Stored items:
======

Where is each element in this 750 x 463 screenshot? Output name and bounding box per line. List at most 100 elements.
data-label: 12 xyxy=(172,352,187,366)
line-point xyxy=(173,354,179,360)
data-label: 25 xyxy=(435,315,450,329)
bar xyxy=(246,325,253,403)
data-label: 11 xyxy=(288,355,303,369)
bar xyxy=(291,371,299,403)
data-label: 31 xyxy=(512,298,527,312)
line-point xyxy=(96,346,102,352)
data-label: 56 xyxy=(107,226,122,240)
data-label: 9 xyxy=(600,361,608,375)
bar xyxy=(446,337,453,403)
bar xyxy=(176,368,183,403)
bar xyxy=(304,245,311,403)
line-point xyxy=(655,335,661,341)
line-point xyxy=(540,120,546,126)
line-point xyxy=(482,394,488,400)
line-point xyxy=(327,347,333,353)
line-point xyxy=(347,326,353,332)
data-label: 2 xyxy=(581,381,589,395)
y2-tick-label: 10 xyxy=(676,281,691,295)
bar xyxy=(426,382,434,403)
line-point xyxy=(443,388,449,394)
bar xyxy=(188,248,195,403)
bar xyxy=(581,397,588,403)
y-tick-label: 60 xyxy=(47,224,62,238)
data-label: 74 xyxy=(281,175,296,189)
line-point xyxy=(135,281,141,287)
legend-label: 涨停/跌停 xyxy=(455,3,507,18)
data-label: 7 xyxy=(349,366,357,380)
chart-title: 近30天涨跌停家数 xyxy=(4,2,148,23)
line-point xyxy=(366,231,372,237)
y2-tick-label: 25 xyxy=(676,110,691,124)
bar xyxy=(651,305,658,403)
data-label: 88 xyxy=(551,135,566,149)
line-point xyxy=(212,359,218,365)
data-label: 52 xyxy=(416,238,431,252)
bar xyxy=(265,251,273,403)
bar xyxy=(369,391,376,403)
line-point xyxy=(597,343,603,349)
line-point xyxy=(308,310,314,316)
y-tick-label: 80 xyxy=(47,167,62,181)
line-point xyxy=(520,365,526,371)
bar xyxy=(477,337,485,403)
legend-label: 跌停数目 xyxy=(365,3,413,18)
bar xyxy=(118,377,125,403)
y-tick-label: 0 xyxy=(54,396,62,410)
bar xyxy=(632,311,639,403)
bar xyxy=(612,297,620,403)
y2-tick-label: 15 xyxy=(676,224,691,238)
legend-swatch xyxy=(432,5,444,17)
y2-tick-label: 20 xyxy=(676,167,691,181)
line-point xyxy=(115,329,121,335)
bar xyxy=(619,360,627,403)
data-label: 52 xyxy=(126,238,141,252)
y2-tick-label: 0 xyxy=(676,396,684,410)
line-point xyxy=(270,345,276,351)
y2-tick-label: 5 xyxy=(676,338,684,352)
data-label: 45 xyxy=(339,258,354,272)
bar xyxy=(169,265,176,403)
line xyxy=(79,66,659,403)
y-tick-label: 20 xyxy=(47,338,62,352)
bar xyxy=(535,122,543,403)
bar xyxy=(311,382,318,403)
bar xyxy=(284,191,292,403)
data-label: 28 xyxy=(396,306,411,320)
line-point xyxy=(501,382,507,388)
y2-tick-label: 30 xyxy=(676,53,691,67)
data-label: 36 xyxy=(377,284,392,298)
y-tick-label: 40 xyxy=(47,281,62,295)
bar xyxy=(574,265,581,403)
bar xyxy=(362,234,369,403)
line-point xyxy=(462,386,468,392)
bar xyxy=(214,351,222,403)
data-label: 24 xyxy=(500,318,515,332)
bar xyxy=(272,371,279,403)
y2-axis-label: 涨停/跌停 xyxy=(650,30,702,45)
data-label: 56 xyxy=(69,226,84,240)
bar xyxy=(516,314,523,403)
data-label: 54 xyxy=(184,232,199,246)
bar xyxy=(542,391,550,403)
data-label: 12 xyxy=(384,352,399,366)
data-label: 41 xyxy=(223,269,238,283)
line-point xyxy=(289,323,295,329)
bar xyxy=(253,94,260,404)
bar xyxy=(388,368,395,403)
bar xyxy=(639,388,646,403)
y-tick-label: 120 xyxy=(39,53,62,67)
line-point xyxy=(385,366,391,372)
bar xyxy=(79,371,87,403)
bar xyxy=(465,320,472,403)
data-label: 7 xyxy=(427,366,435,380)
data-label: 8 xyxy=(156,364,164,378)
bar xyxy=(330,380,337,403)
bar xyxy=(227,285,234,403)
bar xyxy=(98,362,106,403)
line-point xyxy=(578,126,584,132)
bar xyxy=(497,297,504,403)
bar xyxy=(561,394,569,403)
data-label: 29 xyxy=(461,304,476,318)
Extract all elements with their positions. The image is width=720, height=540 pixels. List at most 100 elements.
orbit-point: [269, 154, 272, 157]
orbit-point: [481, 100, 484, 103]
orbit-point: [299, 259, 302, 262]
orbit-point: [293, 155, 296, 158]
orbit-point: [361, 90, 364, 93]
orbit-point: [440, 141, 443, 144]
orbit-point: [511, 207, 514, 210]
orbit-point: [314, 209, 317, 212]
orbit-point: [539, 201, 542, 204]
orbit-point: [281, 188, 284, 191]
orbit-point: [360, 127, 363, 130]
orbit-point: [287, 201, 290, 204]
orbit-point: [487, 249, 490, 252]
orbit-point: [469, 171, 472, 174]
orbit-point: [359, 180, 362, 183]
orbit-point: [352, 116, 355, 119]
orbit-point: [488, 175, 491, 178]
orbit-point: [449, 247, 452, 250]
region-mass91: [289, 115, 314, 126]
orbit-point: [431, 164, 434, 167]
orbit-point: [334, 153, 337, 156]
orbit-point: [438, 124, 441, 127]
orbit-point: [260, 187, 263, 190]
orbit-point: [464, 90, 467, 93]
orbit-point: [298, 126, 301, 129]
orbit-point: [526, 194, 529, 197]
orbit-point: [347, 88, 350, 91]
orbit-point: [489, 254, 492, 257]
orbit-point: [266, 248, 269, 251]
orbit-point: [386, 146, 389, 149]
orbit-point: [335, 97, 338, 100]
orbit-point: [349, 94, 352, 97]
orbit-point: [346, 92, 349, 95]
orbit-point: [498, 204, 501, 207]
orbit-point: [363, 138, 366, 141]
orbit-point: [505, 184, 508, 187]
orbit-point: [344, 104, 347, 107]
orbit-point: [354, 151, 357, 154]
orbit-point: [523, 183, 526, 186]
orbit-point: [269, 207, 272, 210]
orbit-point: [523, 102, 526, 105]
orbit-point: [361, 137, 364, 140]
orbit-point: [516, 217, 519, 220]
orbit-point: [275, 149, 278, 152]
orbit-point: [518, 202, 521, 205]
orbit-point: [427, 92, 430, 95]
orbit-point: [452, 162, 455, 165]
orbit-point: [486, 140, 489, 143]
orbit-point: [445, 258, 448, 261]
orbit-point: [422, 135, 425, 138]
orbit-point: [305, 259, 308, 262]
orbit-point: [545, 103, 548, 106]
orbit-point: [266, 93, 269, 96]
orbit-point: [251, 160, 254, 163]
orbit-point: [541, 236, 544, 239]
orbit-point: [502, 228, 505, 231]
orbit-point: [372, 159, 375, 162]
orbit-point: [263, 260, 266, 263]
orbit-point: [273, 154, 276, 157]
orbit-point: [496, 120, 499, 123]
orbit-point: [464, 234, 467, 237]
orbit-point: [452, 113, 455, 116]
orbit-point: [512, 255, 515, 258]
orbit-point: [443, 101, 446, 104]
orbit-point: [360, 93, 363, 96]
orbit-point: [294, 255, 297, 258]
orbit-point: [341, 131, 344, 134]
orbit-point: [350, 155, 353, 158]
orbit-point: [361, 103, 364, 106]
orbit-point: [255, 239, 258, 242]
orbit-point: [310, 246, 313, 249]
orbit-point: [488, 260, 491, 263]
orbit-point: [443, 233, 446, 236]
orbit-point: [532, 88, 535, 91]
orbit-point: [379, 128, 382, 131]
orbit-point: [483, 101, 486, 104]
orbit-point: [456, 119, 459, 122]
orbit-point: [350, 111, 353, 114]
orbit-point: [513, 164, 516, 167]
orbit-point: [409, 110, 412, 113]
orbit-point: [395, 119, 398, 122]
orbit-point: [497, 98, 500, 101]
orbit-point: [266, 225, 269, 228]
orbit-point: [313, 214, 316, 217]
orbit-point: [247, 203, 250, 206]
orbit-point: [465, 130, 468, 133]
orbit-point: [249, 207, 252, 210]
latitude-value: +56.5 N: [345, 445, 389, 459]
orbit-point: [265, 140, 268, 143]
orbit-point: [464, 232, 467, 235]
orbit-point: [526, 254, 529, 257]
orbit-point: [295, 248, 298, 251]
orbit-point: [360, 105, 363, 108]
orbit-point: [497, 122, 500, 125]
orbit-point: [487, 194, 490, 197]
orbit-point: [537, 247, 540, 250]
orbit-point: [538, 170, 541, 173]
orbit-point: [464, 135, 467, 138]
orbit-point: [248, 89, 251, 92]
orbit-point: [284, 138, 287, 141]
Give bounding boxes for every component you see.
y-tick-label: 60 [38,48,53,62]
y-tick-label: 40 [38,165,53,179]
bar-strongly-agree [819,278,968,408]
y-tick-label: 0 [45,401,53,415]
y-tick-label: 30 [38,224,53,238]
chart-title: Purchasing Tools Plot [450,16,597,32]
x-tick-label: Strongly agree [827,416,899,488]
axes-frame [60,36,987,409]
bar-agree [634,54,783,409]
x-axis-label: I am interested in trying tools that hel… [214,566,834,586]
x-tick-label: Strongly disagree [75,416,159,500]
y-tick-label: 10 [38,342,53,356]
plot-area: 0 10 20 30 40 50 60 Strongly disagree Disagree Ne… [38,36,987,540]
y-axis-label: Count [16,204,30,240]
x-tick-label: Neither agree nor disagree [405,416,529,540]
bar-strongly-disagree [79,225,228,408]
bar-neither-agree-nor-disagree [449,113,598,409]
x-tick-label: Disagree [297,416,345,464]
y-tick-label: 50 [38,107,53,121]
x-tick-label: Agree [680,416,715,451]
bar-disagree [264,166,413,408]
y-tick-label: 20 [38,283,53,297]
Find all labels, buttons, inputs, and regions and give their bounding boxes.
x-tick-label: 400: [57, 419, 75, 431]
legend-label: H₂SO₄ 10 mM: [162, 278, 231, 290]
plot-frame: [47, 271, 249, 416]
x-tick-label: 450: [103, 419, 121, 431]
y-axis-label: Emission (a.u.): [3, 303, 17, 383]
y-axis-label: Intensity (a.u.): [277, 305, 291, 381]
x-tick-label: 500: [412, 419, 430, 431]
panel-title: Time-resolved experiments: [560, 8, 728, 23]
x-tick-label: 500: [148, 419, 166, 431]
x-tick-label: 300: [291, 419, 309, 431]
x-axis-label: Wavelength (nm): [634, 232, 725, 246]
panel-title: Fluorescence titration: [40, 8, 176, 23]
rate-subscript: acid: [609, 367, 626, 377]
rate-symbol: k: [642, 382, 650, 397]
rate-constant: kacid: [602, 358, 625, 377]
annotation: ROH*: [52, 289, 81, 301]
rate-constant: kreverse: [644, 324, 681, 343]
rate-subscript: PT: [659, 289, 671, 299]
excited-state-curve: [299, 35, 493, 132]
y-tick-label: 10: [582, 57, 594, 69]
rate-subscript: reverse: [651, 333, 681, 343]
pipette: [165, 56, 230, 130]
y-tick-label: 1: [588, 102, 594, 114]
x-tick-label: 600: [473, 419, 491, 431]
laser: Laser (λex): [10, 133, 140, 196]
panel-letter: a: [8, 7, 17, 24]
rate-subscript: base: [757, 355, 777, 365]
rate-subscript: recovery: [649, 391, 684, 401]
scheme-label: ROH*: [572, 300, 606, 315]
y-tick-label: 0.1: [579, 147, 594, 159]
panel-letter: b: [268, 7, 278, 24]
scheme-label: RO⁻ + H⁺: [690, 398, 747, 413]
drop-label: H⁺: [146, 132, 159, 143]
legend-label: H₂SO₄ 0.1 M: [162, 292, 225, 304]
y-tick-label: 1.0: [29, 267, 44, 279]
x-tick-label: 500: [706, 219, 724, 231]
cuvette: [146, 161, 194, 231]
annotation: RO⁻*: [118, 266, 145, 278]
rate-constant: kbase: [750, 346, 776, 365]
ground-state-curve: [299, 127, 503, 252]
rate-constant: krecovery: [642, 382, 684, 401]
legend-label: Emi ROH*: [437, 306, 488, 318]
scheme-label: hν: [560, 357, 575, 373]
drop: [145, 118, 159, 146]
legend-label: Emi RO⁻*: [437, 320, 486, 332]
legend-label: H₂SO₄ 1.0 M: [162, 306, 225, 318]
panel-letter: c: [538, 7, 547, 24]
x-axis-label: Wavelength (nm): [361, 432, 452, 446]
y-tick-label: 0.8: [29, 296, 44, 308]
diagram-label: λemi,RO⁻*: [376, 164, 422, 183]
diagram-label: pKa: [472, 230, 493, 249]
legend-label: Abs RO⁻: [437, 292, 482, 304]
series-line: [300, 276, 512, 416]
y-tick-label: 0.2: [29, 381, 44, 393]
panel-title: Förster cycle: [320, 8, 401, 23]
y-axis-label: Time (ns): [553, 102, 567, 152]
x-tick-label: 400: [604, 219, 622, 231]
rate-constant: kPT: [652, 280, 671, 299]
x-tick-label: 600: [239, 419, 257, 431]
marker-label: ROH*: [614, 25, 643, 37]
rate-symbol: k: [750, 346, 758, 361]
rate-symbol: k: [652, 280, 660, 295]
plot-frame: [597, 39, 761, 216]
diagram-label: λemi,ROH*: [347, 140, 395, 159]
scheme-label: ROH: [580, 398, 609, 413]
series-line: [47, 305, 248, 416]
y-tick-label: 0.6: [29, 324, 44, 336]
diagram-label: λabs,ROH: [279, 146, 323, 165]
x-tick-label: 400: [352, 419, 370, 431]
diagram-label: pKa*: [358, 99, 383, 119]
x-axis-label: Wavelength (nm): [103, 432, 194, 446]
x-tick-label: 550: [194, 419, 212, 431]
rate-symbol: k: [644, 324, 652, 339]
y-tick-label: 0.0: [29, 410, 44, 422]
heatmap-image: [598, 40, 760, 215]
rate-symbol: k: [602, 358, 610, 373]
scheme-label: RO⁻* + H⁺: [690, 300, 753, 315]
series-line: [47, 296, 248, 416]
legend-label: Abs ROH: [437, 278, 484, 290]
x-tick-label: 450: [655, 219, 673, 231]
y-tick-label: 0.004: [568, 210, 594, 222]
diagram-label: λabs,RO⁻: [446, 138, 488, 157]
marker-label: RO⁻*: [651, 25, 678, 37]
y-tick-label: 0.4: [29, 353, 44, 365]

======

THE PROBLEM: Reproduce word for word everything from the start of the data down to the line containing "bar xyxy=(651,305,658,403)", including that line.

RESULT:
Where is each element in this 750 x 463 screenshot? Output name and bounding box per line. List at most 100 elements.
data-label: 12 xyxy=(172,352,187,366)
line-point xyxy=(173,354,179,360)
data-label: 25 xyxy=(435,315,450,329)
bar xyxy=(246,325,253,403)
data-label: 11 xyxy=(288,355,303,369)
bar xyxy=(291,371,299,403)
data-label: 31 xyxy=(512,298,527,312)
line-point xyxy=(96,346,102,352)
data-label: 56 xyxy=(107,226,122,240)
data-label: 9 xyxy=(600,361,608,375)
bar xyxy=(446,337,453,403)
bar xyxy=(176,368,183,403)
bar xyxy=(304,245,311,403)
line-point xyxy=(655,335,661,341)
line-point xyxy=(540,120,546,126)
line-point xyxy=(482,394,488,400)
line-point xyxy=(327,347,333,353)
line-point xyxy=(347,326,353,332)
data-label: 2 xyxy=(581,381,589,395)
y2-tick-label: 10 xyxy=(676,281,691,295)
bar xyxy=(426,382,434,403)
line-point xyxy=(443,388,449,394)
bar xyxy=(188,248,195,403)
bar xyxy=(581,397,588,403)
y-tick-label: 60 xyxy=(47,224,62,238)
data-label: 74 xyxy=(281,175,296,189)
line-point xyxy=(135,281,141,287)
legend-label: 涨停/跌停 xyxy=(455,3,507,18)
data-label: 7 xyxy=(349,366,357,380)
chart-title: 近30天涨跌停家数 xyxy=(4,2,148,23)
line-point xyxy=(366,231,372,237)
y2-tick-label: 25 xyxy=(676,110,691,124)
bar xyxy=(651,305,658,403)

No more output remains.